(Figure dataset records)
============

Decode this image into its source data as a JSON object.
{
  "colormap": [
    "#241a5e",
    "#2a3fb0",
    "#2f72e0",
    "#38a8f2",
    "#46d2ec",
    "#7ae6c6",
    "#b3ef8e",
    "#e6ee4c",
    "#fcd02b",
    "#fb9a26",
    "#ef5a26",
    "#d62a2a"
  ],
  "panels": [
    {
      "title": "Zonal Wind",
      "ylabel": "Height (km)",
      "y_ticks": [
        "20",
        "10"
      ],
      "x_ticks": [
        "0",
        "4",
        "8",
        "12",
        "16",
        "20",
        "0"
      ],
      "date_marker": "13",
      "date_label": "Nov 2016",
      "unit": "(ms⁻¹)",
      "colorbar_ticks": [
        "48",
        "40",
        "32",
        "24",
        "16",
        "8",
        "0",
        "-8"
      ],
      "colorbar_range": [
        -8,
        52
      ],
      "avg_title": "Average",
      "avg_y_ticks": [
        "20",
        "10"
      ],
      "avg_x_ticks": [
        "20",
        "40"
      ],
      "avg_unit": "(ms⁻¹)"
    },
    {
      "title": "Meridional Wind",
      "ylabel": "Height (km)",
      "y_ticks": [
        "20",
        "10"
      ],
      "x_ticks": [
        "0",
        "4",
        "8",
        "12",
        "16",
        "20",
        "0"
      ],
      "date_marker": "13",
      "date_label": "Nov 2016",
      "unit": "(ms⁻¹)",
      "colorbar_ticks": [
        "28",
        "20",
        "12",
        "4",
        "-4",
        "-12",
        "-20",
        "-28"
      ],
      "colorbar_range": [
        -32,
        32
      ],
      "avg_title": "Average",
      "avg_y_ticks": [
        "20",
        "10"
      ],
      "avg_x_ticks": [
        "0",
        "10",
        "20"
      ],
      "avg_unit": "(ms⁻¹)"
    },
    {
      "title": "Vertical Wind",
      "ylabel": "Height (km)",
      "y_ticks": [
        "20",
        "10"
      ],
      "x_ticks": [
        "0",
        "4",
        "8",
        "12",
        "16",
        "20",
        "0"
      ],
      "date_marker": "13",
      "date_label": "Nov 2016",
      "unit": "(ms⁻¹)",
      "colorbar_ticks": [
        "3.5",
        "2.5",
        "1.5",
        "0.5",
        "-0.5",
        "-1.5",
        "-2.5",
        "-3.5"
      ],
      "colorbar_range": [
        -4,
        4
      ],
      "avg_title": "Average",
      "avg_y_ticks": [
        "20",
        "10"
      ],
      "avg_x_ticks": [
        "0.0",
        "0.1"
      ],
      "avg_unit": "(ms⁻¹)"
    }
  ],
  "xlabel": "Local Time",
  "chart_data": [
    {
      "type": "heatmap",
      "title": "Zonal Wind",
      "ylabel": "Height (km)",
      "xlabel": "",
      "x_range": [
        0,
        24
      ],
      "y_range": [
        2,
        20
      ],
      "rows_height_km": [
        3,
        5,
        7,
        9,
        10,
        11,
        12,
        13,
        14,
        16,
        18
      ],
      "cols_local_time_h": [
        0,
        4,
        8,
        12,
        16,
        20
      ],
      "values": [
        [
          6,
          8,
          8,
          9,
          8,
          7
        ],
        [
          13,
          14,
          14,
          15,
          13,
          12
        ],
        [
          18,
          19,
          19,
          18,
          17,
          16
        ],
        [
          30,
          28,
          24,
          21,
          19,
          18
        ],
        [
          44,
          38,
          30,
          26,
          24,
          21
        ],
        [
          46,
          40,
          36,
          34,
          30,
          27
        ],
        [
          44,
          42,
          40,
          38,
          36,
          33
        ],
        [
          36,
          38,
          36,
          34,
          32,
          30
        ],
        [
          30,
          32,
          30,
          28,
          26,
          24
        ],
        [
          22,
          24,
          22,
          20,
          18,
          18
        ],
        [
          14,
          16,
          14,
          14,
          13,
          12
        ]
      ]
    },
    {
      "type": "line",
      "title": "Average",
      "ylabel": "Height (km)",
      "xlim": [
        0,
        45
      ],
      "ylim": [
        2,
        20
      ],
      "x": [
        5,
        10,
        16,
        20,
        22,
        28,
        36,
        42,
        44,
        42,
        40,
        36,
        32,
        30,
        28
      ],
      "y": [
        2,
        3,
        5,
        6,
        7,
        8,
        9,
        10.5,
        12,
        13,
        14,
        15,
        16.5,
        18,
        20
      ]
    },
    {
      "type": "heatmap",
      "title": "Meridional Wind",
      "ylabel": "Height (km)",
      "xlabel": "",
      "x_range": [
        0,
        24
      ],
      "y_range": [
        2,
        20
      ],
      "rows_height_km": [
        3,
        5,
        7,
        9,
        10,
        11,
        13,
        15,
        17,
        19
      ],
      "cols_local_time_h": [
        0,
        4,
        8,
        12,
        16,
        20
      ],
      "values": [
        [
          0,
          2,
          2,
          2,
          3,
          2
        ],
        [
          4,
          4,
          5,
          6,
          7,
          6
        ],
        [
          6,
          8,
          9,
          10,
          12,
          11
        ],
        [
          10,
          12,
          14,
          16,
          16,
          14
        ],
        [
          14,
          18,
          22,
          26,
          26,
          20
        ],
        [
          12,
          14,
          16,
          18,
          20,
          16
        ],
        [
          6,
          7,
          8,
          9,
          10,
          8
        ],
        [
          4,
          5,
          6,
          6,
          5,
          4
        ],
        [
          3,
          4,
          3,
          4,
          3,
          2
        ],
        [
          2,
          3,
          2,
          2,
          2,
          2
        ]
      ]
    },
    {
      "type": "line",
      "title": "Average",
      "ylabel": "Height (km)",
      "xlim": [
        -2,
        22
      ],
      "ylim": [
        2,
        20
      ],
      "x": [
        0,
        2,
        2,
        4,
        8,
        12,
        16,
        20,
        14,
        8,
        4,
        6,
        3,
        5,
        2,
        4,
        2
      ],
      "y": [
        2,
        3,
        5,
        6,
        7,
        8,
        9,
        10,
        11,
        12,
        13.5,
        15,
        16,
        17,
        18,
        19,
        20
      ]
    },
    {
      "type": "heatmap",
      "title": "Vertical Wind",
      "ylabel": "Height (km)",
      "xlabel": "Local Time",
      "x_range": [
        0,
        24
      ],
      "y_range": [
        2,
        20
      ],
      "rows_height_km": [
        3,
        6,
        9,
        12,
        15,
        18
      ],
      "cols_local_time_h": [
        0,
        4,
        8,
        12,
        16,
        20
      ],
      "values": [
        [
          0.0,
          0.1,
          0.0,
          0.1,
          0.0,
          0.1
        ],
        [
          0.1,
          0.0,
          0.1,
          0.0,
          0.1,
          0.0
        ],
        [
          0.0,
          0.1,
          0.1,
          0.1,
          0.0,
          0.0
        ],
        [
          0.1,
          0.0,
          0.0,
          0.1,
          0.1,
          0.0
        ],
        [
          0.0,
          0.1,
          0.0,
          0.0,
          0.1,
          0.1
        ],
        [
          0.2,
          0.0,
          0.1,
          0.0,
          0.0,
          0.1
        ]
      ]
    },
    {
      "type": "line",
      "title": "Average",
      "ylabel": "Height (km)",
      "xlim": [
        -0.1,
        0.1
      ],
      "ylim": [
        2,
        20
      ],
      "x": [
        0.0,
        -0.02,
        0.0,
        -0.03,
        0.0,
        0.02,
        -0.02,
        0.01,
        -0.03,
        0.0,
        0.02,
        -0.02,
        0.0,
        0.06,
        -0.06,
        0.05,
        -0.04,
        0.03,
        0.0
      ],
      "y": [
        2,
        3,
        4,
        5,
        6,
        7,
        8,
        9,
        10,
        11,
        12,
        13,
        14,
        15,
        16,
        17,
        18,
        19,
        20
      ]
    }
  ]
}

============

_AIM_. Print the records above in full, exactly.

_TASK ANSWER_.
Decode this image into its source data as a JSON object.
{
  "colormap": [
    "#241a5e",
    "#2a3fb0",
    "#2f72e0",
    "#38a8f2",
    "#46d2ec",
    "#7ae6c6",
    "#b3ef8e",
    "#e6ee4c",
    "#fcd02b",
    "#fb9a26",
    "#ef5a26",
    "#d62a2a"
  ],
  "panels": [
    {
      "title": "Zonal Wind",
      "ylabel": "Height (km)",
      "y_ticks": [
        "20",
        "10"
      ],
      "x_ticks": [
        "0",
        "4",
        "8",
        "12",
        "16",
        "20",
        "0"
      ],
      "date_marker": "13",
      "date_label": "Nov 2016",
      "unit": "(ms⁻¹)",
      "colorbar_ticks": [
        "48",
        "40",
        "32",
        "24",
        "16",
        "8",
        "0",
        "-8"
      ],
      "colorbar_range": [
        -8,
        52
      ],
      "avg_title": "Average",
      "avg_y_ticks": [
        "20",
        "10"
      ],
      "avg_x_ticks": [
        "20",
        "40"
      ],
      "avg_unit": "(ms⁻¹)"
    },
    {
      "title": "Meridional Wind",
      "ylabel": "Height (km)",
      "y_ticks": [
        "20",
        "10"
      ],
      "x_ticks": [
        "0",
        "4",
        "8",
        "12",
        "16",
        "20",
        "0"
      ],
      "date_marker": "13",
      "date_label": "Nov 2016",
      "unit": "(ms⁻¹)",
      "colorbar_ticks": [
        "28",
        "20",
        "12",
        "4",
        "-4",
        "-12",
        "-20",
        "-28"
      ],
      "colorbar_range": [
        -32,
        32
      ],
      "avg_title": "Average",
      "avg_y_ticks": [
        "20",
        "10"
      ],
      "avg_x_ticks": [
        "0",
        "10",
        "20"
      ],
      "avg_unit": "(ms⁻¹)"
    },
    {
      "title": "Vertical Wind",
      "ylabel": "Height (km)",
      "y_ticks": [
        "20",
        "10"
      ],
      "x_ticks": [
        "0",
        "4",
        "8",
        "12",
        "16",
        "20",
        "0"
      ],
      "date_marker": "13",
      "date_label": "Nov 2016",
      "unit": "(ms⁻¹)",
      "colorbar_ticks": [
        "3.5",
        "2.5",
        "1.5",
        "0.5",
        "-0.5",
        "-1.5",
        "-2.5",
        "-3.5"
      ],
      "colorbar_range": [
        -4,
        4
      ],
      "avg_title": "Average",
      "avg_y_ticks": [
        "20",
        "10"
      ],
      "avg_x_ticks": [
        "0.0",
        "0.1"
      ],
      "avg_unit": "(ms⁻¹)"
    }
  ],
  "xlabel": "Local Time",
  "chart_data": [
    {
      "type": "heatmap",
      "title": "Zonal Wind",
      "ylabel": "Height (km)",
      "xlabel": "",
      "x_range": [
        0,
        24
      ],
      "y_range": [
        2,
        20
      ],
      "rows_height_km": [
        3,
        5,
        7,
        9,
        10,
        11,
        12,
        13,
        14,
        16,
        18
      ],
      "cols_local_time_h": [
        0,
        4,
        8,
        12,
        16,
        20
      ],
      "values": [
        [
          6,
          8,
          8,
          9,
          8,
          7
        ],
        [
          13,
          14,
          14,
          15,
          13,
          12
        ],
        [
          18,
          19,
          19,
          18,
          17,
          16
        ],
        [
          30,
          28,
          24,
          21,
          19,
          18
        ],
        [
          44,
          38,
          30,
          26,
          24,
          21
        ],
        [
          46,
          40,
          36,
          34,
          30,
          27
        ],
        [
          44,
          42,
          40,
          38,
          36,
          33
        ],
        [
          36,
          38,
          36,
          34,
          32,
          30
        ],
        [
          30,
          32,
          30,
          28,
          26,
          24
        ],
        [
          22,
          24,
          22,
          20,
          18,
          18
        ],
        [
          14,
          16,
          14,
          14,
          13,
          12
        ]
      ]
    },
    {
      "type": "line",
      "title": "Average",
      "ylabel": "Height (km)",
      "xlim": [
        0,
        45
      ],
      "ylim": [
        2,
        20
      ],
      "x": [
        5,
        10,
        16,
        20,
        22,
        28,
        36,
        42,
        44,
        42,
        40,
        36,
        32,
        30,
        28
      ],
      "y": [
        2,
        3,
        5,
        6,
        7,
        8,
        9,
        10.5,
        12,
        13,
        14,
        15,
        16.5,
        18,
        20
      ]
    },
    {
      "type": "heatmap",
      "title": "Meridional Wind",
      "ylabel": "Height (km)",
      "xlabel": "",
      "x_range": [
        0,
        24
      ],
      "y_range": [
        2,
        20
      ],
      "rows_height_km": [
        3,
        5,
        7,
        9,
        10,
        11,
        13,
        15,
        17,
        19
      ],
      "cols_local_time_h": [
        0,
        4,
        8,
        12,
        16,
        20
      ],
      "values": [
        [
          0,
          2,
          2,
          2,
          3,
          2
        ],
        [
          4,
          4,
          5,
          6,
          7,
          6
        ],
        [
          6,
          8,
          9,
          10,
          12,
          11
        ],
        [
          10,
          12,
          14,
          16,
          16,
          14
        ],
        [
          14,
          18,
          22,
          26,
          26,
          20
        ],
        [
          12,
          14,
          16,
          18,
          20,
          16
        ],
        [
          6,
          7,
          8,
          9,
          10,
          8
        ],
        [
          4,
          5,
          6,
          6,
          5,
          4
        ],
        [
          3,
          4,
          3,
          4,
          3,
          2
        ],
        [
          2,
          3,
          2,
          2,
          2,
          2
        ]
      ]
    },
    {
      "type": "line",
      "title": "Average",
      "ylabel": "Height (km)",
      "xlim": [
        -2,
        22
      ],
      "ylim": [
        2,
        20
      ],
      "x": [
        0,
        2,
        2,
        4,
        8,
        12,
        16,
        20,
        14,
        8,
        4,
        6,
        3,
        5,
        2,
        4,
        2
      ],
      "y": [
        2,
        3,
        5,
        6,
        7,
        8,
        9,
        10,
        11,
        12,
        13.5,
        15,
        16,
        17,
        18,
        19,
        20
      ]
    },
    {
      "type": "heatmap",
      "title": "Vertical Wind",
      "ylabel": "Height (km)",
      "xlabel": "Local Time",
      "x_range": [
        0,
        24
      ],
      "y_range": [
        2,
        20
      ],
      "rows_height_km": [
        3,
        6,
        9,
        12,
        15,
        18
      ],
      "cols_local_time_h": [
        0,
        4,
        8,
        12,
        16,
        20
      ],
      "values": [
        [
          0.0,
          0.1,
          0.0,
          0.1,
          0.0,
          0.1
        ],
        [
          0.1,
          0.0,
          0.1,
          0.0,
          0.1,
          0.0
        ],
        [
          0.0,
          0.1,
          0.1,
          0.1,
          0.0,
          0.0
        ],
        [
          0.1,
          0.0,
          0.0,
          0.1,
          0.1,
          0.0
        ],
        [
          0.0,
          0.1,
          0.0,
          0.0,
          0.1,
          0.1
        ],
        [
          0.2,
          0.0,
          0.1,
          0.0,
          0.0,
          0.1
        ]
      ]
    },
    {
      "type": "line",
      "title": "Average",
      "ylabel": "Height (km)",
      "xlim": [
        -0.1,
        0.1
      ],
      "ylim": [
        2,
        20
      ],
      "x": [
        0.0,
        -0.02,
        0.0,
        -0.03,
        0.0,
        0.02,
        -0.02,
        0.01,
        -0.03,
        0.0,
        0.02,
        -0.02,
        0.0,
        0.06,
        -0.06,
        0.05,
        -0.04,
        0.03,
        0.0
      ],
      "y": [
        2,
        3,
        4,
        5,
        6,
        7,
        8,
        9,
        10,
        11,
        12,
        13,
        14,
        15,
        16,
        17,
        18,
        19,
        20
      ]
    }
  ]
}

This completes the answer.